#### [Problem details]
Restate the data exactly as given and keep the pictures out.

==== Available data

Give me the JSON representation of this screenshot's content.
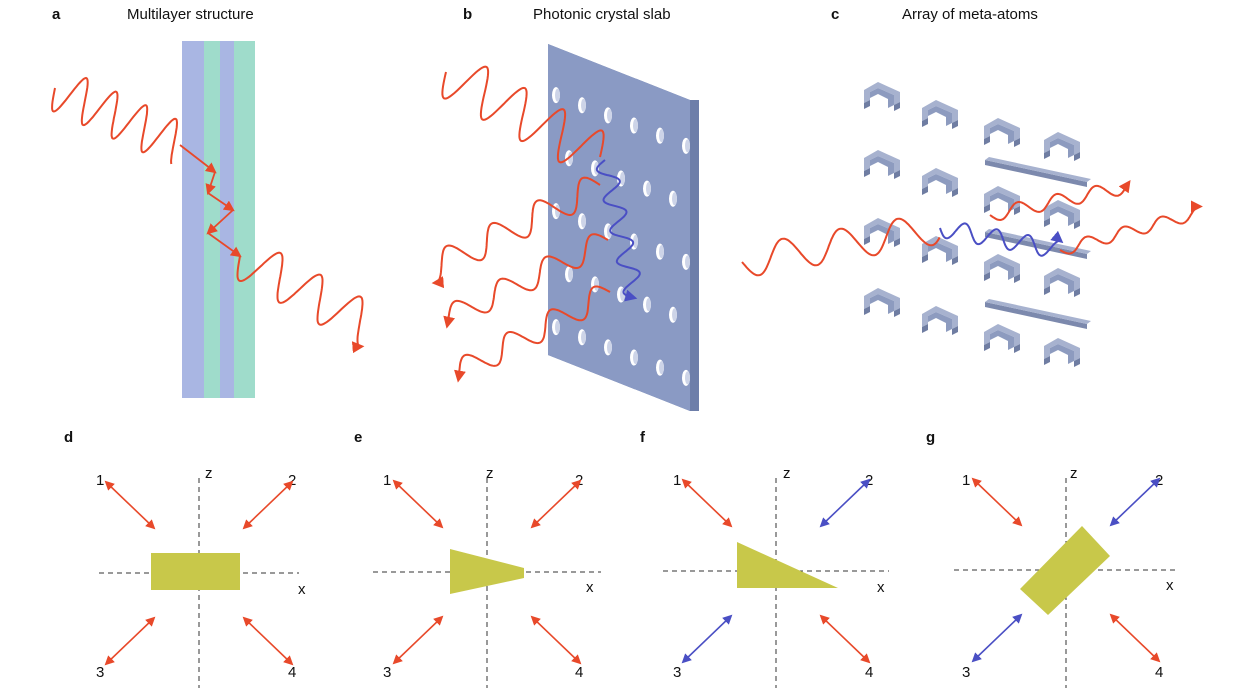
{
  "panels": {
    "a": {
      "letter": "a",
      "title": "Multilayer structure"
    },
    "b": {
      "letter": "b",
      "title": "Photonic crystal slab"
    },
    "c": {
      "letter": "c",
      "title": "Array of meta-atoms"
    },
    "d": {
      "letter": "d"
    },
    "e": {
      "letter": "e"
    },
    "f": {
      "letter": "f"
    },
    "g": {
      "letter": "g"
    }
  },
  "axes": {
    "z": "z",
    "x": "x"
  },
  "ports": [
    "1",
    "2",
    "3",
    "4"
  ],
  "colors": {
    "wave_red": "#e8492a",
    "wave_blue": "#4a4fc4",
    "layer_blue": "#a9b6e3",
    "layer_teal": "#9fdccb",
    "slab": "#8a9ac4",
    "slab_dark": "#6d7ea9",
    "meta_atom": "#8d9bbf",
    "shape_olive": "#c8c84a"
  },
  "port_colors": {
    "d": [
      "red",
      "red",
      "red",
      "red"
    ],
    "e": [
      "red",
      "red",
      "red",
      "red"
    ],
    "f": [
      "red",
      "blue",
      "blue",
      "red"
    ],
    "g": [
      "red",
      "blue",
      "blue",
      "red"
    ]
  }
}
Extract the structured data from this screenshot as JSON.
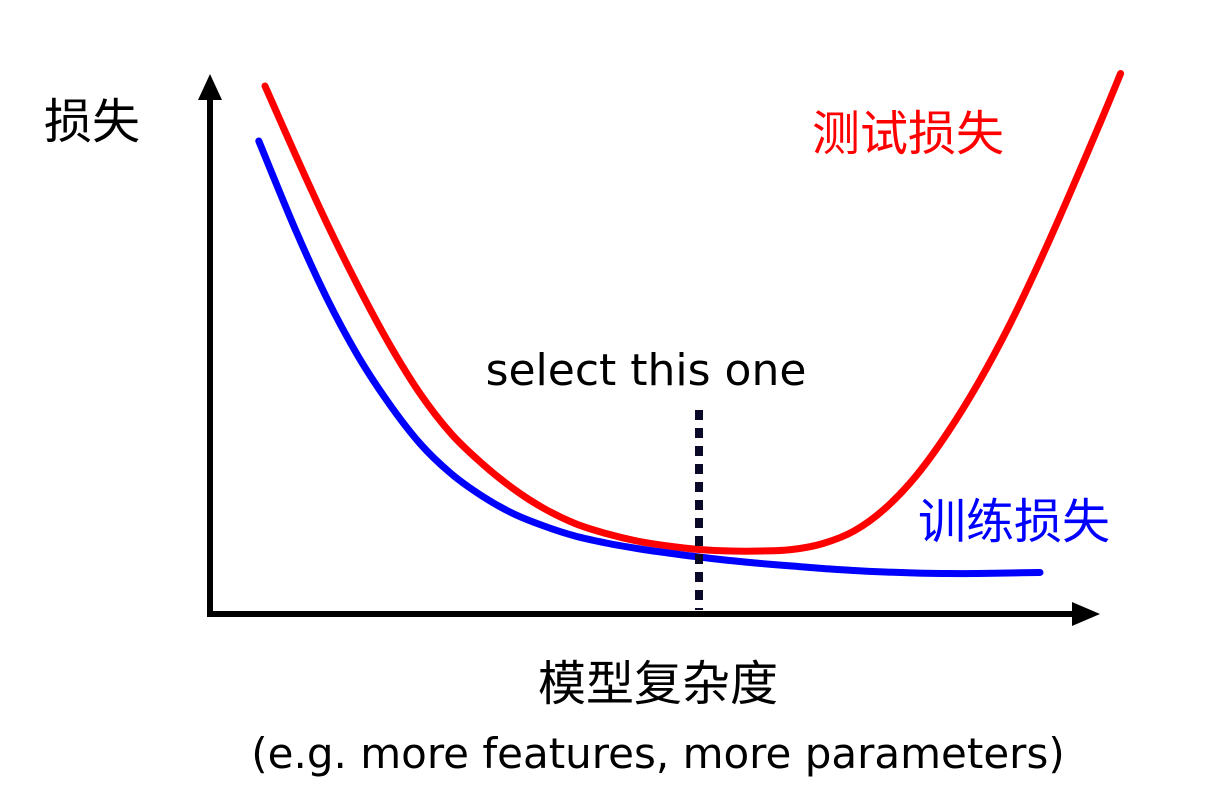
{
  "chart_data": {
    "type": "line",
    "title": "",
    "ylabel": "损失",
    "xlabel": "模型复杂度",
    "xlabel_note": "(e.g. more features, more parameters)",
    "grid": false,
    "legend": "inline labels at curve ends",
    "series": [
      {
        "name": "测试损失",
        "color": "#ff0000",
        "points": [
          [
            0.0,
            10.0
          ],
          [
            0.5,
            8.6
          ],
          [
            1.0,
            7.25
          ],
          [
            1.5,
            6.0
          ],
          [
            2.0,
            4.85
          ],
          [
            2.5,
            3.85
          ],
          [
            3.0,
            3.05
          ],
          [
            3.5,
            2.45
          ],
          [
            4.0,
            1.95
          ],
          [
            4.5,
            1.55
          ],
          [
            5.0,
            1.25
          ],
          [
            5.5,
            1.05
          ],
          [
            6.0,
            0.9
          ],
          [
            6.5,
            0.8
          ],
          [
            7.0,
            0.73
          ],
          [
            7.5,
            0.7
          ],
          [
            8.0,
            0.7
          ],
          [
            8.5,
            0.73
          ],
          [
            9.0,
            0.85
          ],
          [
            9.5,
            1.1
          ],
          [
            10.0,
            1.55
          ],
          [
            10.5,
            2.2
          ],
          [
            11.0,
            3.05
          ],
          [
            11.5,
            4.05
          ],
          [
            12.0,
            5.2
          ],
          [
            12.5,
            6.5
          ],
          [
            13.0,
            7.9
          ],
          [
            13.5,
            9.35
          ],
          [
            13.8,
            10.25
          ]
        ]
      },
      {
        "name": "训练损失",
        "color": "#0000ff",
        "points": [
          [
            -0.1,
            8.9
          ],
          [
            0.5,
            7.1
          ],
          [
            1.0,
            5.75
          ],
          [
            1.5,
            4.6
          ],
          [
            2.0,
            3.65
          ],
          [
            2.5,
            2.85
          ],
          [
            3.0,
            2.25
          ],
          [
            3.5,
            1.8
          ],
          [
            4.0,
            1.45
          ],
          [
            4.5,
            1.2
          ],
          [
            5.0,
            1.0
          ],
          [
            5.5,
            0.86
          ],
          [
            6.0,
            0.75
          ],
          [
            6.5,
            0.66
          ],
          [
            7.0,
            0.58
          ],
          [
            7.5,
            0.51
          ],
          [
            8.0,
            0.45
          ],
          [
            8.5,
            0.4
          ],
          [
            9.0,
            0.35
          ],
          [
            9.5,
            0.31
          ],
          [
            10.0,
            0.28
          ],
          [
            10.5,
            0.26
          ],
          [
            11.0,
            0.25
          ],
          [
            11.5,
            0.25
          ],
          [
            12.0,
            0.26
          ],
          [
            12.5,
            0.27
          ]
        ]
      }
    ],
    "annotation": {
      "text": "select this one",
      "x": 7.0
    },
    "axis_color": "#000000",
    "annotation_line_color": "#0a0a28"
  }
}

========

#### [Exercise answer]
Give me the JSON representation of this screenshot's content.
{
  "panels": {
    "a": {
      "letter": "a",
      "title": "Multilayer structure"
    },
    "b": {
      "letter": "b",
      "title": "Photonic crystal slab"
    },
    "c": {
      "letter": "c",
      "title": "Array of meta-atoms"
    },
    "d": {
      "letter": "d"
    },
    "e": {
      "letter": "e"
    },
    "f": {
      "letter": "f"
    },
    "g": {
      "letter": "g"
    }
  },
  "axes": {
    "z": "z",
    "x": "x"
  },
  "ports": [
    "1",
    "2",
    "3",
    "4"
  ],
  "colors": {
    "wave_red": "#e8492a",
    "wave_blue": "#4a4fc4",
    "layer_blue": "#a9b6e3",
    "layer_teal": "#9fdccb",
    "slab": "#8a9ac4",
    "slab_dark": "#6d7ea9",
    "meta_atom": "#8d9bbf",
    "shape_olive": "#c8c84a"
  },
  "port_colors": {
    "d": [
      "red",
      "red",
      "red",
      "red"
    ],
    "e": [
      "red",
      "red",
      "red",
      "red"
    ],
    "f": [
      "red",
      "blue",
      "blue",
      "red"
    ],
    "g": [
      "red",
      "blue",
      "blue",
      "red"
    ]
  }
}
Extract the structured data from this screenshot as JSON.
{
  "chart_data": {
    "type": "line",
    "title": "",
    "ylabel": "损失",
    "xlabel": "模型复杂度",
    "xlabel_note": "(e.g. more features, more parameters)",
    "grid": false,
    "legend": "inline labels at curve ends",
    "series": [
      {
        "name": "测试损失",
        "color": "#ff0000",
        "points": [
          [
            0.0,
            10.0
          ],
          [
            0.5,
            8.6
          ],
          [
            1.0,
            7.25
          ],
          [
            1.5,
            6.0
          ],
          [
            2.0,
            4.85
          ],
          [
            2.5,
            3.85
          ],
          [
            3.0,
            3.05
          ],
          [
            3.5,
            2.45
          ],
          [
            4.0,
            1.95
          ],
          [
            4.5,
            1.55
          ],
          [
            5.0,
            1.25
          ],
          [
            5.5,
            1.05
          ],
          [
            6.0,
            0.9
          ],
          [
            6.5,
            0.8
          ],
          [
            7.0,
            0.73
          ],
          [
            7.5,
            0.7
          ],
          [
            8.0,
            0.7
          ],
          [
            8.5,
            0.73
          ],
          [
            9.0,
            0.85
          ],
          [
            9.5,
            1.1
          ],
          [
            10.0,
            1.55
          ],
          [
            10.5,
            2.2
          ],
          [
            11.0,
            3.05
          ],
          [
            11.5,
            4.05
          ],
          [
            12.0,
            5.2
          ],
          [
            12.5,
            6.5
          ],
          [
            13.0,
            7.9
          ],
          [
            13.5,
            9.35
          ],
          [
            13.8,
            10.25
          ]
        ]
      },
      {
        "name": "训练损失",
        "color": "#0000ff",
        "points": [
          [
            -0.1,
            8.9
          ],
          [
            0.5,
            7.1
          ],
          [
            1.0,
            5.75
          ],
          [
            1.5,
            4.6
          ],
          [
            2.0,
            3.65
          ],
          [
            2.5,
            2.85
          ],
          [
            3.0,
            2.25
          ],
          [
            3.5,
            1.8
          ],
          [
            4.0,
            1.45
          ],
          [
            4.5,
            1.2
          ],
          [
            5.0,
            1.0
          ],
          [
            5.5,
            0.86
          ],
          [
            6.0,
            0.75
          ],
          [
            6.5,
            0.66
          ],
          [
            7.0,
            0.58
          ],
          [
            7.5,
            0.51
          ],
          [
            8.0,
            0.45
          ],
          [
            8.5,
            0.4
          ],
          [
            9.0,
            0.35
          ],
          [
            9.5,
            0.31
          ],
          [
            10.0,
            0.28
          ],
          [
            10.5,
            0.26
          ],
          [
            11.0,
            0.25
          ],
          [
            11.5,
            0.25
          ],
          [
            12.0,
            0.26
          ],
          [
            12.5,
            0.27
          ]
        ]
      }
    ],
    "annotation": {
      "text": "select this one",
      "x": 7.0
    },
    "axis_color": "#000000",
    "annotation_line_color": "#0a0a28"
  }
}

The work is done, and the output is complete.